— WORK TO COMPLETE —
Copy out the data below verbatim.

Source data
◇ ◇ ◇ ◇ ◇

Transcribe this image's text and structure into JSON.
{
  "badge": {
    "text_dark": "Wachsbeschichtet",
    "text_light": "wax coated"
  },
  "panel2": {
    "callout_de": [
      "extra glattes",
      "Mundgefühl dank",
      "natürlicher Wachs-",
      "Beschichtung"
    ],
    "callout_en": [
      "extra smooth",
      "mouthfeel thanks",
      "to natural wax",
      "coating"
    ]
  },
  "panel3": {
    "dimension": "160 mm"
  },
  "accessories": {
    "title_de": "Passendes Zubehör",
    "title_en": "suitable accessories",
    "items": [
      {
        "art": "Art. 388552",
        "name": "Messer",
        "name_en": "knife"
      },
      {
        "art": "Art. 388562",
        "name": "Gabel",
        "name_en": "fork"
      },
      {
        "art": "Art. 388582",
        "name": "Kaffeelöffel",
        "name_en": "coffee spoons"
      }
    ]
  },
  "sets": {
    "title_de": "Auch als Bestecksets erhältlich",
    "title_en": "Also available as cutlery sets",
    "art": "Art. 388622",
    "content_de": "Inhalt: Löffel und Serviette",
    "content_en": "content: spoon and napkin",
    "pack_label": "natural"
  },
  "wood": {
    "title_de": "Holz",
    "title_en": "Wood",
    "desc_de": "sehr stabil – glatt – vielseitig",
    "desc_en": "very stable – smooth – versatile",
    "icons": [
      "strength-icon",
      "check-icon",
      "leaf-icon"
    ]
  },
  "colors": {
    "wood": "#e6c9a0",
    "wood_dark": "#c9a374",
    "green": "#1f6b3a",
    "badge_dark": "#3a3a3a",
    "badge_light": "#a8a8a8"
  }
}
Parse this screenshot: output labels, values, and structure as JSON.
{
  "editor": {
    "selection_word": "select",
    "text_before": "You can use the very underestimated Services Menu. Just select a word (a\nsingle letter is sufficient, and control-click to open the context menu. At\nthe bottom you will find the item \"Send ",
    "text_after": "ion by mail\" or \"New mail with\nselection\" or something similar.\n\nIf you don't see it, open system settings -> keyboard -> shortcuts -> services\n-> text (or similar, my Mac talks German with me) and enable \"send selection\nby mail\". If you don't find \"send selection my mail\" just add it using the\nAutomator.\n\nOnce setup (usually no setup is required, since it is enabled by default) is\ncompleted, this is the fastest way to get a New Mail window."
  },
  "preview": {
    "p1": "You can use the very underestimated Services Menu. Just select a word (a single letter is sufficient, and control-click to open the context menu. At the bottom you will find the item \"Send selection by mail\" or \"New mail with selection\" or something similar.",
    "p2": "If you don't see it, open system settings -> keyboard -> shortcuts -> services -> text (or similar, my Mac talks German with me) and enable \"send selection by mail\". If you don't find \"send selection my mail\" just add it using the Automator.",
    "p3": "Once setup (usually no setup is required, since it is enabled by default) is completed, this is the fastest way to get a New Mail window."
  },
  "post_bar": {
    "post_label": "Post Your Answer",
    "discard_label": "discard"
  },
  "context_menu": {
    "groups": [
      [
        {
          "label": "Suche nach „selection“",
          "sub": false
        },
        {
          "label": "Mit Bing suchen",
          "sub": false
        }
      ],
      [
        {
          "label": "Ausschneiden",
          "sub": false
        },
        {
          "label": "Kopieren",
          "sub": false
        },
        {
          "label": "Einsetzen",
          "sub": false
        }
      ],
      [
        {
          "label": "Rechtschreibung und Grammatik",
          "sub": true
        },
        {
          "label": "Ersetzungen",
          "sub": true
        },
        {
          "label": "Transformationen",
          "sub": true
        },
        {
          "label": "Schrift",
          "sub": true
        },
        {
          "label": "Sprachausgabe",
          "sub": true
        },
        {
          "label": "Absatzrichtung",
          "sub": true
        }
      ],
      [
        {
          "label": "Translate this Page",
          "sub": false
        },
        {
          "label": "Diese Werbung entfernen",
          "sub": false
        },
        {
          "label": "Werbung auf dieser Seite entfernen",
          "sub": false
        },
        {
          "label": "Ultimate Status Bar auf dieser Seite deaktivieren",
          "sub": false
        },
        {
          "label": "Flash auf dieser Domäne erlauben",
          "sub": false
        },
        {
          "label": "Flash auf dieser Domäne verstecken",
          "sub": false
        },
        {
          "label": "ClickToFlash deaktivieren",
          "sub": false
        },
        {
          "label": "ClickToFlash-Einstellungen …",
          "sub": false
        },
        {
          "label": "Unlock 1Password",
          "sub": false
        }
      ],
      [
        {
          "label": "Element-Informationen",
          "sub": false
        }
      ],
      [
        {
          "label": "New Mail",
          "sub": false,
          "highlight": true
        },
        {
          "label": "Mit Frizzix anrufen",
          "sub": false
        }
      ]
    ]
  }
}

◇ ◇ ◇ ◇ ◇

— RESPONSE TO THE TASK —
Transcribe this image's text and structure into JSON.
{
  "badge": {
    "text_dark": "Wachsbeschichtet",
    "text_light": "wax coated"
  },
  "panel2": {
    "callout_de": [
      "extra glattes",
      "Mundgefühl dank",
      "natürlicher Wachs-",
      "Beschichtung"
    ],
    "callout_en": [
      "extra smooth",
      "mouthfeel thanks",
      "to natural wax",
      "coating"
    ]
  },
  "panel3": {
    "dimension": "160 mm"
  },
  "accessories": {
    "title_de": "Passendes Zubehör",
    "title_en": "suitable accessories",
    "items": [
      {
        "art": "Art. 388552",
        "name": "Messer",
        "name_en": "knife"
      },
      {
        "art": "Art. 388562",
        "name": "Gabel",
        "name_en": "fork"
      },
      {
        "art": "Art. 388582",
        "name": "Kaffeelöffel",
        "name_en": "coffee spoons"
      }
    ]
  },
  "sets": {
    "title_de": "Auch als Bestecksets erhältlich",
    "title_en": "Also available as cutlery sets",
    "art": "Art. 388622",
    "content_de": "Inhalt: Löffel und Serviette",
    "content_en": "content: spoon and napkin",
    "pack_label": "natural"
  },
  "wood": {
    "title_de": "Holz",
    "title_en": "Wood",
    "desc_de": "sehr stabil – glatt – vielseitig",
    "desc_en": "very stable – smooth – versatile",
    "icons": [
      "strength-icon",
      "check-icon",
      "leaf-icon"
    ]
  },
  "colors": {
    "wood": "#e6c9a0",
    "wood_dark": "#c9a374",
    "green": "#1f6b3a",
    "badge_dark": "#3a3a3a",
    "badge_light": "#a8a8a8"
  }
}
Parse this screenshot: output labels, values, and structure as JSON.
{
  "editor": {
    "selection_word": "select",
    "text_before": "You can use the very underestimated Services Menu. Just select a word (a\nsingle letter is sufficient, and control-click to open the context menu. At\nthe bottom you will find the item \"Send ",
    "text_after": "ion by mail\" or \"New mail with\nselection\" or something similar.\n\nIf you don't see it, open system settings -> keyboard -> shortcuts -> services\n-> text (or similar, my Mac talks German with me) and enable \"send selection\nby mail\". If you don't find \"send selection my mail\" just add it using the\nAutomator.\n\nOnce setup (usually no setup is required, since it is enabled by default) is\ncompleted, this is the fastest way to get a New Mail window."
  },
  "preview": {
    "p1": "You can use the very underestimated Services Menu. Just select a word (a single letter is sufficient, and control-click to open the context menu. At the bottom you will find the item \"Send selection by mail\" or \"New mail with selection\" or something similar.",
    "p2": "If you don't see it, open system settings -> keyboard -> shortcuts -> services -> text (or similar, my Mac talks German with me) and enable \"send selection by mail\". If you don't find \"send selection my mail\" just add it using the Automator.",
    "p3": "Once setup (usually no setup is required, since it is enabled by default) is completed, this is the fastest way to get a New Mail window."
  },
  "post_bar": {
    "post_label": "Post Your Answer",
    "discard_label": "discard"
  },
  "context_menu": {
    "groups": [
      [
        {
          "label": "Suche nach „selection“",
          "sub": false
        },
        {
          "label": "Mit Bing suchen",
          "sub": false
        }
      ],
      [
        {
          "label": "Ausschneiden",
          "sub": false
        },
        {
          "label": "Kopieren",
          "sub": false
        },
        {
          "label": "Einsetzen",
          "sub": false
        }
      ],
      [
        {
          "label": "Rechtschreibung und Grammatik",
          "sub": true
        },
        {
          "label": "Ersetzungen",
          "sub": true
        },
        {
          "label": "Transformationen",
          "sub": true
        },
        {
          "label": "Schrift",
          "sub": true
        },
        {
          "label": "Sprachausgabe",
          "sub": true
        },
        {
          "label": "Absatzrichtung",
          "sub": true
        }
      ],
      [
        {
          "label": "Translate this Page",
          "sub": false
        },
        {
          "label": "Diese Werbung entfernen",
          "sub": false
        },
        {
          "label": "Werbung auf dieser Seite entfernen",
          "sub": false
        },
        {
          "label": "Ultimate Status Bar auf dieser Seite deaktivieren",
          "sub": false
        },
        {
          "label": "Flash auf dieser Domäne erlauben",
          "sub": false
        },
        {
          "label": "Flash auf dieser Domäne verstecken",
          "sub": false
        },
        {
          "label": "ClickToFlash deaktivieren",
          "sub": false
        },
        {
          "label": "ClickToFlash-Einstellungen …",
          "sub": false
        },
        {
          "label": "Unlock 1Password",
          "sub": false
        }
      ],
      [
        {
          "label": "Element-Informationen",
          "sub": false
        }
      ],
      [
        {
          "label": "New Mail",
          "sub": false,
          "highlight": true
        },
        {
          "label": "Mit Frizzix anrufen",
          "sub": false
        }
      ]
    ]
  }
}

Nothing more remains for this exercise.